Given exercise:
Extract each line where the string "обеспечения" shows up.

+-------+

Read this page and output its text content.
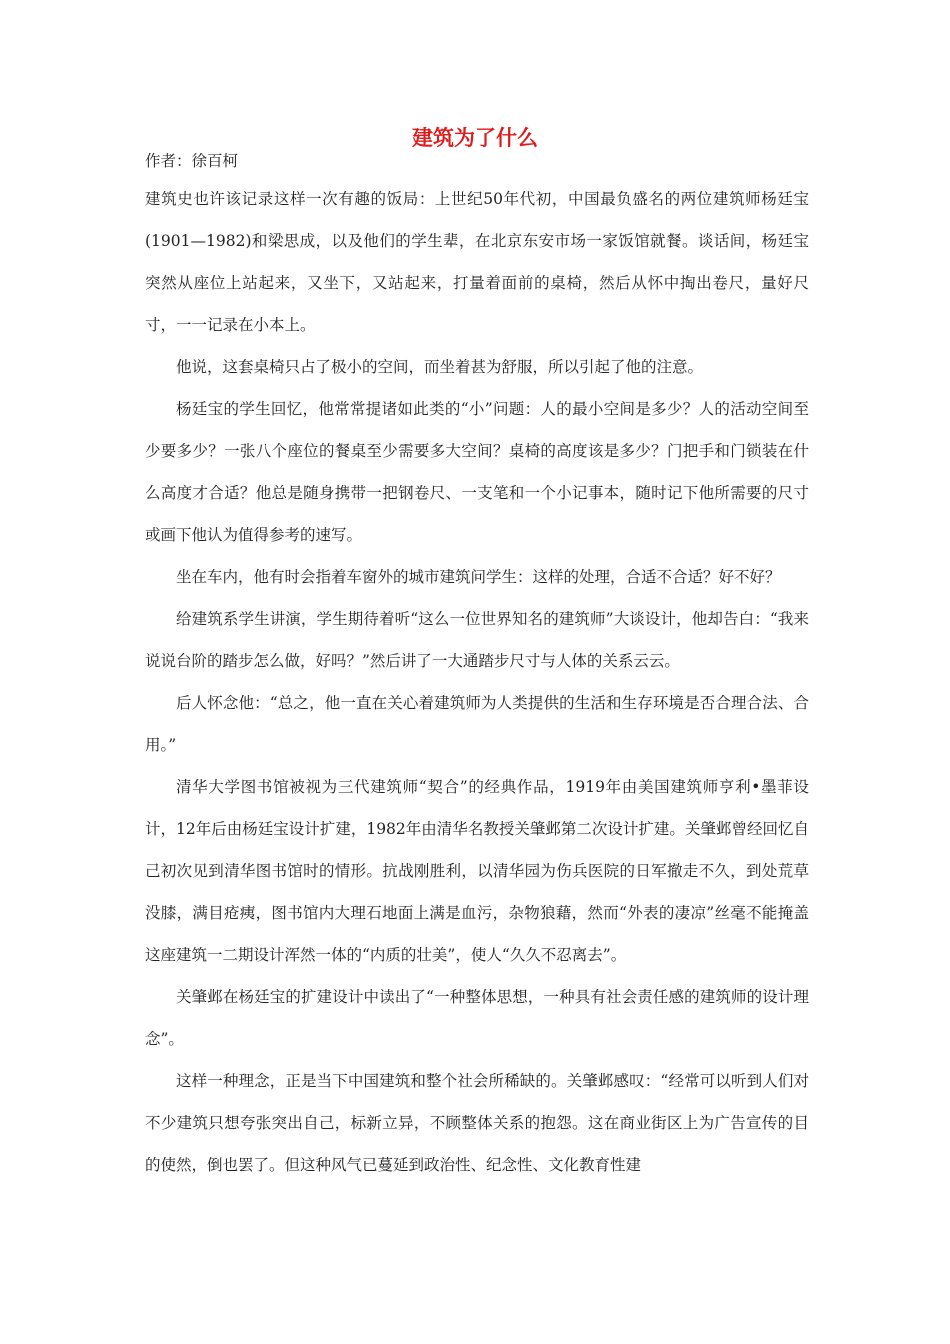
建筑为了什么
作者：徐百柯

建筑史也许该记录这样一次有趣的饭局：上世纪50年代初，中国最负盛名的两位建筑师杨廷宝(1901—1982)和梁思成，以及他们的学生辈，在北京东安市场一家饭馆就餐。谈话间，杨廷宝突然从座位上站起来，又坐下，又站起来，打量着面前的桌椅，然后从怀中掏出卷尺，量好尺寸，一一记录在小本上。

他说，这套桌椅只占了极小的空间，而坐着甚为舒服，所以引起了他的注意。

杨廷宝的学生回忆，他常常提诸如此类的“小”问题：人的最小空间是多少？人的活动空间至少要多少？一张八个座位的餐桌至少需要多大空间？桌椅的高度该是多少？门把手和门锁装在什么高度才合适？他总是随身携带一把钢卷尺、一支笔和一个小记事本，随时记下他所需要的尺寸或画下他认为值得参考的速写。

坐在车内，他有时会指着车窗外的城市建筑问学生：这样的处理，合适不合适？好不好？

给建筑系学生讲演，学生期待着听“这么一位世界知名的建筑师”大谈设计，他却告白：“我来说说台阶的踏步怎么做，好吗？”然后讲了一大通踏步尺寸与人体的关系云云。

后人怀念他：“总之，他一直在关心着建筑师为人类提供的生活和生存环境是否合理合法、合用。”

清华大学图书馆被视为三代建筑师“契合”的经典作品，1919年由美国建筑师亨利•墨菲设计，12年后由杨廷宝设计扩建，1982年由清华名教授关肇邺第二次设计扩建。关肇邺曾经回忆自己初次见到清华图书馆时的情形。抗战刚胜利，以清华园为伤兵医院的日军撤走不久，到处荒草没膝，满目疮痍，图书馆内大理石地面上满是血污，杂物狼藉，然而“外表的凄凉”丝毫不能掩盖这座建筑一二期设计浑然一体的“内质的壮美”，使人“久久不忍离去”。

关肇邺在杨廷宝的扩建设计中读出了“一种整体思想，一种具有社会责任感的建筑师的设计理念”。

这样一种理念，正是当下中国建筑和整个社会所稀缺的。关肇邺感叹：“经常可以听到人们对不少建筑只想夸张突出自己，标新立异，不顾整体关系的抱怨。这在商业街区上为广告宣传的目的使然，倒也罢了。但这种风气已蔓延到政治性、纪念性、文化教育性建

+-------+

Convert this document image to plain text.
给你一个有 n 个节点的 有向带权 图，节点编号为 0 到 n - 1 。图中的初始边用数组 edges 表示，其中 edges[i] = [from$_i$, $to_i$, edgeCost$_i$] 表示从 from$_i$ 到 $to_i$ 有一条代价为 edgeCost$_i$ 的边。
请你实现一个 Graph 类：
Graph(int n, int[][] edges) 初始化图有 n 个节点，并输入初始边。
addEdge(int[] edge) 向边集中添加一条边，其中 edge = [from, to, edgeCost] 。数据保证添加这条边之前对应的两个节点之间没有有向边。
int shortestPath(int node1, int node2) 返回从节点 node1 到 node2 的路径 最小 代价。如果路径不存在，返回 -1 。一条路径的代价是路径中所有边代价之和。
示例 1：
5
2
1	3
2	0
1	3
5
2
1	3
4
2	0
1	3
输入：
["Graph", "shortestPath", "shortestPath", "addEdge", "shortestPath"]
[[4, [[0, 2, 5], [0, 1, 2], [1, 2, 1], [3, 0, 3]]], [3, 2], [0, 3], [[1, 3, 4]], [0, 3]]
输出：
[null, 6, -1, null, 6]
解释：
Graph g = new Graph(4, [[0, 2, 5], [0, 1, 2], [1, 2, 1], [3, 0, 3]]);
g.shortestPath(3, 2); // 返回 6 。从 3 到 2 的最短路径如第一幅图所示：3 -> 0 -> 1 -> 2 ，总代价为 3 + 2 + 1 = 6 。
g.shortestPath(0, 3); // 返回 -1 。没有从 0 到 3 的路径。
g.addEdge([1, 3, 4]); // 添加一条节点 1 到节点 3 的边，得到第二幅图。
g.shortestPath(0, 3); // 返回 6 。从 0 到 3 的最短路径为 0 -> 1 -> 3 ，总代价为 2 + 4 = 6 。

+-------+

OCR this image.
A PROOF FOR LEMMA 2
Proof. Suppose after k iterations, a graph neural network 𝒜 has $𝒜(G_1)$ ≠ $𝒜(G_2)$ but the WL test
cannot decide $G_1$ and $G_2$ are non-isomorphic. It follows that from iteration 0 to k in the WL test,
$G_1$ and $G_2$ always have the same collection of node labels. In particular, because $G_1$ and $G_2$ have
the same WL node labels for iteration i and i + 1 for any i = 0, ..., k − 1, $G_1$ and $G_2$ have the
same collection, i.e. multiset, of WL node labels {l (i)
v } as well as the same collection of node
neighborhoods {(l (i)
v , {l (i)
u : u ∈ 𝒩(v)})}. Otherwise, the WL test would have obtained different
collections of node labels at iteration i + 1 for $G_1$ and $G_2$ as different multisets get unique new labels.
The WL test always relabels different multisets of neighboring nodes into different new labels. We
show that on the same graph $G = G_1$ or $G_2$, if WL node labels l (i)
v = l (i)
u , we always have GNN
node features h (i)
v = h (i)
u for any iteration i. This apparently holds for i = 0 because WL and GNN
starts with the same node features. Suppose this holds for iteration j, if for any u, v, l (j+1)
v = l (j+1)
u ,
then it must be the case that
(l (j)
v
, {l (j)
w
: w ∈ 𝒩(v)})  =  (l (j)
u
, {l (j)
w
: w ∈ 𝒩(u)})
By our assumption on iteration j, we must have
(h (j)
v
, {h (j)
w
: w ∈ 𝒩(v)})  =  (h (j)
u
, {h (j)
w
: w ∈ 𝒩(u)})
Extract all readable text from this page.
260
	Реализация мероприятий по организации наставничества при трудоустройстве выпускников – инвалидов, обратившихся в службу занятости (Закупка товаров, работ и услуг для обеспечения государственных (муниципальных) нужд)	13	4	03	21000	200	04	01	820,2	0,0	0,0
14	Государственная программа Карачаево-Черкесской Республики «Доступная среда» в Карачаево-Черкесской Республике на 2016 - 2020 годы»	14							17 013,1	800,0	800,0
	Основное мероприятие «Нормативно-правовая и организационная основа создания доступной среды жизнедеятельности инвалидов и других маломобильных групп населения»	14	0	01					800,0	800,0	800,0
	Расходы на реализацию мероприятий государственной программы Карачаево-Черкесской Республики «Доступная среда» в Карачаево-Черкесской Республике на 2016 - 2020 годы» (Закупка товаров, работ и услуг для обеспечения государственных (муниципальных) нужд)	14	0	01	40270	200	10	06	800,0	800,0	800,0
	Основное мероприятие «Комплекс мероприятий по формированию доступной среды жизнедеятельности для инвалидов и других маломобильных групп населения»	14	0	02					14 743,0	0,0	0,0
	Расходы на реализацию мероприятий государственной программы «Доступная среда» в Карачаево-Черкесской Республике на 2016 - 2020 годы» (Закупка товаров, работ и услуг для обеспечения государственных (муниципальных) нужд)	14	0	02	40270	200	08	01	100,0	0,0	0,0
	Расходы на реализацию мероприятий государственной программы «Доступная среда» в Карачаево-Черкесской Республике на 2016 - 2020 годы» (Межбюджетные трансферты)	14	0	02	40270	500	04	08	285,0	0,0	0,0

+-------+

Written response:
	Реализация мероприятий по организации наставничества при трудоустройстве выпускников – инвалидов, обратившихся в службу занятости (Закупка товаров, работ и услуг для обеспечения государственных (муниципальных) нужд)	13	4	03	21000	200	04	01	820,2	0,0	0,0
	Расходы на реализацию мероприятий государственной программы Карачаево-Черкесской Республики «Доступная среда» в Карачаево-Черкесской Республике на 2016 - 2020 годы» (Закупка товаров, работ и услуг для обеспечения государственных (муниципальных) нужд)	14	0	01	40270	200	10	06	800,0	800,0	800,0
	Расходы на реализацию мероприятий государственной программы «Доступная среда» в Карачаево-Черкесской Республике на 2016 - 2020 годы» (Закупка товаров, работ и услуг для обеспечения государственных (муниципальных) нужд)	14	0	02	40270	200	08	01	100,0	0,0	0,0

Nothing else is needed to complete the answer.